Reproduce the data exactly.

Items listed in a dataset
—————

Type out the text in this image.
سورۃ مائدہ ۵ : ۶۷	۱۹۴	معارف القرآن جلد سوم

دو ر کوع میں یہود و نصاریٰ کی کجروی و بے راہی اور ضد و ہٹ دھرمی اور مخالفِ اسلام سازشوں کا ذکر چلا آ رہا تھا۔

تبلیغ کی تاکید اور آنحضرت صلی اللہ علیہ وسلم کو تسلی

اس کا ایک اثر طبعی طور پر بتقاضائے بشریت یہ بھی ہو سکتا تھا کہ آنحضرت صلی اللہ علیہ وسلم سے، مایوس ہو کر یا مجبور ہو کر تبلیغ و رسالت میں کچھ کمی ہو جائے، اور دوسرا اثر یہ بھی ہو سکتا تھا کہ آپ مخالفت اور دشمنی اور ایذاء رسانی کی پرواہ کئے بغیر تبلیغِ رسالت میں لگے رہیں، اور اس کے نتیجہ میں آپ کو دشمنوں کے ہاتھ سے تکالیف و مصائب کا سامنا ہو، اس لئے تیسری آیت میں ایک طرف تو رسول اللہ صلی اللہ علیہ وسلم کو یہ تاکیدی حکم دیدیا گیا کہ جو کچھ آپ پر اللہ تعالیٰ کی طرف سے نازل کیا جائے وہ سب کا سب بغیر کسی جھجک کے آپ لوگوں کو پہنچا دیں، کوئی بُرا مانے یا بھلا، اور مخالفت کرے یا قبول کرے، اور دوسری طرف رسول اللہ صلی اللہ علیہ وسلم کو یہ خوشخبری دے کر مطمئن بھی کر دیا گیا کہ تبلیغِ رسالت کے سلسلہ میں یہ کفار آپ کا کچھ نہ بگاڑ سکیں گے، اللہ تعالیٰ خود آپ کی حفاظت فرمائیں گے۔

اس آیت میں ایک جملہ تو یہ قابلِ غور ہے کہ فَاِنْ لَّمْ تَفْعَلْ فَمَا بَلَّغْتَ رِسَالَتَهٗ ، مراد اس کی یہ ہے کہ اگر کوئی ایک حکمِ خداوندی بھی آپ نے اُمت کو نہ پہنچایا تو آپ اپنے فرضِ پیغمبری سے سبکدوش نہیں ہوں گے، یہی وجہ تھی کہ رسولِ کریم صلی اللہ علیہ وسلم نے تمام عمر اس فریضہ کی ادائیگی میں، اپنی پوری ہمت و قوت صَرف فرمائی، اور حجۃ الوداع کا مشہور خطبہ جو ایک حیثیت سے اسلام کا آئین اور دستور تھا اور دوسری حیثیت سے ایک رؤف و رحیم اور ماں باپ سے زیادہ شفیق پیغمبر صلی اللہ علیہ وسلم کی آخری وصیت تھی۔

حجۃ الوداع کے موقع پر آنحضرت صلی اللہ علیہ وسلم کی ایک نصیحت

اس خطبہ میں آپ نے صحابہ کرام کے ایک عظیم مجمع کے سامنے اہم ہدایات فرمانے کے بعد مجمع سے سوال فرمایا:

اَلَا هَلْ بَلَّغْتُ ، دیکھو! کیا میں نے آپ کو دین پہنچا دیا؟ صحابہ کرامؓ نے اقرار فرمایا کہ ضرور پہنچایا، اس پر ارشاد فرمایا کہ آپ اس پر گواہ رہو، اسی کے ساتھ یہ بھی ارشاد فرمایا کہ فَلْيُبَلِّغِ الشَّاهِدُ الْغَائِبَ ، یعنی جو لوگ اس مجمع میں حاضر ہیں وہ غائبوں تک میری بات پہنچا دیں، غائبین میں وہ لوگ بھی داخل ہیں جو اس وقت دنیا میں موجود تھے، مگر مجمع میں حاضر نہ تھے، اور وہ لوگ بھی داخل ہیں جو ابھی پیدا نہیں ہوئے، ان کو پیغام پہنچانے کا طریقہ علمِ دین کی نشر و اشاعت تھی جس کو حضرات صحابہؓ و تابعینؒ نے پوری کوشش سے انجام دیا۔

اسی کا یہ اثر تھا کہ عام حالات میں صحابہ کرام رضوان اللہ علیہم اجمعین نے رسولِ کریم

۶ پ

—————

Result of the exercise -
Type out the text in this image.
سورۃ مائدہ ۵ : ۶۷	۱۹۴	معارف القرآن جلد سوم

دو ر کوع میں یہود و نصاریٰ کی کجروی و بے راہی اور ضد و ہٹ دھرمی اور مخالفِ اسلام سازشوں کا ذکر چلا آ رہا تھا۔

تبلیغ کی تاکید اور آنحضرت صلی اللہ علیہ وسلم کو تسلی

اس کا ایک اثر طبعی طور پر بتقاضائے بشریت یہ بھی ہو سکتا تھا کہ آنحضرت صلی اللہ علیہ وسلم سے، مایوس ہو کر یا مجبور ہو کر تبلیغ و رسالت میں کچھ کمی ہو جائے، اور دوسرا اثر یہ بھی ہو سکتا تھا کہ آپ مخالفت اور دشمنی اور ایذاء رسانی کی پرواہ کئے بغیر تبلیغِ رسالت میں لگے رہیں، اور اس کے نتیجہ میں آپ کو دشمنوں کے ہاتھ سے تکالیف و مصائب کا سامنا ہو، اس لئے تیسری آیت میں ایک طرف تو رسول اللہ صلی اللہ علیہ وسلم کو یہ تاکیدی حکم دیدیا گیا کہ جو کچھ آپ پر اللہ تعالیٰ کی طرف سے نازل کیا جائے وہ سب کا سب بغیر کسی جھجک کے آپ لوگوں کو پہنچا دیں، کوئی بُرا مانے یا بھلا، اور مخالفت کرے یا قبول کرے، اور دوسری طرف رسول اللہ صلی اللہ علیہ وسلم کو یہ خوشخبری دے کر مطمئن بھی کر دیا گیا کہ تبلیغِ رسالت کے سلسلہ میں یہ کفار آپ کا کچھ نہ بگاڑ سکیں گے، اللہ تعالیٰ خود آپ کی حفاظت فرمائیں گے۔

اس آیت میں ایک جملہ تو یہ قابلِ غور ہے کہ فَاِنْ لَّمْ تَفْعَلْ فَمَا بَلَّغْتَ رِسَالَتَهٗ ، مراد اس کی یہ ہے کہ اگر کوئی ایک حکمِ خداوندی بھی آپ نے اُمت کو نہ پہنچایا تو آپ اپنے فرضِ پیغمبری سے سبکدوش نہیں ہوں گے، یہی وجہ تھی کہ رسولِ کریم صلی اللہ علیہ وسلم نے تمام عمر اس فریضہ کی ادائیگی میں، اپنی پوری ہمت و قوت صَرف فرمائی، اور حجۃ الوداع کا مشہور خطبہ جو ایک حیثیت سے اسلام کا آئین اور دستور تھا اور دوسری حیثیت سے ایک رؤف و رحیم اور ماں باپ سے زیادہ شفیق پیغمبر صلی اللہ علیہ وسلم کی آخری وصیت تھی۔

حجۃ الوداع کے موقع پر آنحضرت صلی اللہ علیہ وسلم کی ایک نصیحت

اس خطبہ میں آپ نے صحابہ کرام کے ایک عظیم مجمع کے سامنے اہم ہدایات فرمانے کے بعد مجمع سے سوال فرمایا:

اَلَا هَلْ بَلَّغْتُ ، دیکھو! کیا میں نے آپ کو دین پہنچا دیا؟ صحابہ کرامؓ نے اقرار فرمایا کہ ضرور پہنچایا، اس پر ارشاد فرمایا کہ آپ اس پر گواہ رہو، اسی کے ساتھ یہ بھی ارشاد فرمایا کہ فَلْيُبَلِّغِ الشَّاهِدُ الْغَائِبَ ، یعنی جو لوگ اس مجمع میں حاضر ہیں وہ غائبوں تک میری بات پہنچا دیں، غائبین میں وہ لوگ بھی داخل ہیں جو اس وقت دنیا میں موجود تھے، مگر مجمع میں حاضر نہ تھے، اور وہ لوگ بھی داخل ہیں جو ابھی پیدا نہیں ہوئے، ان کو پیغام پہنچانے کا طریقہ علمِ دین کی نشر و اشاعت تھی جس کو حضرات صحابہؓ و تابعینؒ نے پوری کوشش سے انجام دیا۔

اسی کا یہ اثر تھا کہ عام حالات میں صحابہ کرام رضوان اللہ علیہم اجمعین نے رسولِ کریم

۶ پ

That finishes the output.